Write out all of the entries exactly, please.

_Raw records_.
==*==
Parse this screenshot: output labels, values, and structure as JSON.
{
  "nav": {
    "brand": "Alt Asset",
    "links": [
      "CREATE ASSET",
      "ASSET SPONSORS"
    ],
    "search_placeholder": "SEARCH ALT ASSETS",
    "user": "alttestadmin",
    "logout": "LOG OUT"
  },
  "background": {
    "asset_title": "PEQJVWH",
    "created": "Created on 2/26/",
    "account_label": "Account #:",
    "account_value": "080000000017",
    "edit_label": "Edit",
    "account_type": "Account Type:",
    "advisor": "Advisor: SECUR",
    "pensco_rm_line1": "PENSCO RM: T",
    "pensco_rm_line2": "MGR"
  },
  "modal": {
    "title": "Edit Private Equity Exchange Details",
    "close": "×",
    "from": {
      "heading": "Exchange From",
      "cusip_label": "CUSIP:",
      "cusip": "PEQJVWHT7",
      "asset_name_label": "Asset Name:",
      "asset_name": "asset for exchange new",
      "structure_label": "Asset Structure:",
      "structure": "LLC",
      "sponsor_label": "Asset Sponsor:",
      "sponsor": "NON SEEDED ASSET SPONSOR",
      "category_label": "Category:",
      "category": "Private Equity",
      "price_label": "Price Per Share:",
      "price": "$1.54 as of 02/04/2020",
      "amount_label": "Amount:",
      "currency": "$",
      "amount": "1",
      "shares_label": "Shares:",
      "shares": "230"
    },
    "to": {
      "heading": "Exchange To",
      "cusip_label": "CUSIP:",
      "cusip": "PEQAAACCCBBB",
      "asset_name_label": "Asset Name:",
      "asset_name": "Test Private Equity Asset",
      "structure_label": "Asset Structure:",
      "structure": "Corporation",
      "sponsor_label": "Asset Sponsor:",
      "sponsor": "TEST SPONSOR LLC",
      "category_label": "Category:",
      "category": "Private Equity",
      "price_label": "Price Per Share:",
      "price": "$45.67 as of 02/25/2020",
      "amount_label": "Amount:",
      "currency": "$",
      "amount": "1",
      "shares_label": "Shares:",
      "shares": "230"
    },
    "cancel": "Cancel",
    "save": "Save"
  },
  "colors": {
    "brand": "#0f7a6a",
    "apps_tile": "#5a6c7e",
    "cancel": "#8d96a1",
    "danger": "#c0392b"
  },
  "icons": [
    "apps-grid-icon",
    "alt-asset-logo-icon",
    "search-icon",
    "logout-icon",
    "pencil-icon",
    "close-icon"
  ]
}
==*==
_Solved exercise_.
Parse this screenshot: output labels, values, and structure as JSON.
{
  "nav": {
    "brand": "Alt Asset",
    "links": [
      "CREATE ASSET",
      "ASSET SPONSORS"
    ],
    "search_placeholder": "SEARCH ALT ASSETS",
    "user": "alttestadmin",
    "logout": "LOG OUT"
  },
  "background": {
    "asset_title": "PEQJVWH",
    "created": "Created on 2/26/",
    "account_label": "Account #:",
    "account_value": "080000000017",
    "edit_label": "Edit",
    "account_type": "Account Type:",
    "advisor": "Advisor: SECUR",
    "pensco_rm_line1": "PENSCO RM: T",
    "pensco_rm_line2": "MGR"
  },
  "modal": {
    "title": "Edit Private Equity Exchange Details",
    "close": "×",
    "from": {
      "heading": "Exchange From",
      "cusip_label": "CUSIP:",
      "cusip": "PEQJVWHT7",
      "asset_name_label": "Asset Name:",
      "asset_name": "asset for exchange new",
      "structure_label": "Asset Structure:",
      "structure": "LLC",
      "sponsor_label": "Asset Sponsor:",
      "sponsor": "NON SEEDED ASSET SPONSOR",
      "category_label": "Category:",
      "category": "Private Equity",
      "price_label": "Price Per Share:",
      "price": "$1.54 as of 02/04/2020",
      "amount_label": "Amount:",
      "currency": "$",
      "amount": "1",
      "shares_label": "Shares:",
      "shares": "230"
    },
    "to": {
      "heading": "Exchange To",
      "cusip_label": "CUSIP:",
      "cusip": "PEQAAACCCBBB",
      "asset_name_label": "Asset Name:",
      "asset_name": "Test Private Equity Asset",
      "structure_label": "Asset Structure:",
      "structure": "Corporation",
      "sponsor_label": "Asset Sponsor:",
      "sponsor": "TEST SPONSOR LLC",
      "category_label": "Category:",
      "category": "Private Equity",
      "price_label": "Price Per Share:",
      "price": "$45.67 as of 02/25/2020",
      "amount_label": "Amount:",
      "currency": "$",
      "amount": "1",
      "shares_label": "Shares:",
      "shares": "230"
    },
    "cancel": "Cancel",
    "save": "Save"
  },
  "colors": {
    "brand": "#0f7a6a",
    "apps_tile": "#5a6c7e",
    "cancel": "#8d96a1",
    "danger": "#c0392b"
  },
  "icons": [
    "apps-grid-icon",
    "alt-asset-logo-icon",
    "search-icon",
    "logout-icon",
    "pencil-icon",
    "close-icon"
  ]
}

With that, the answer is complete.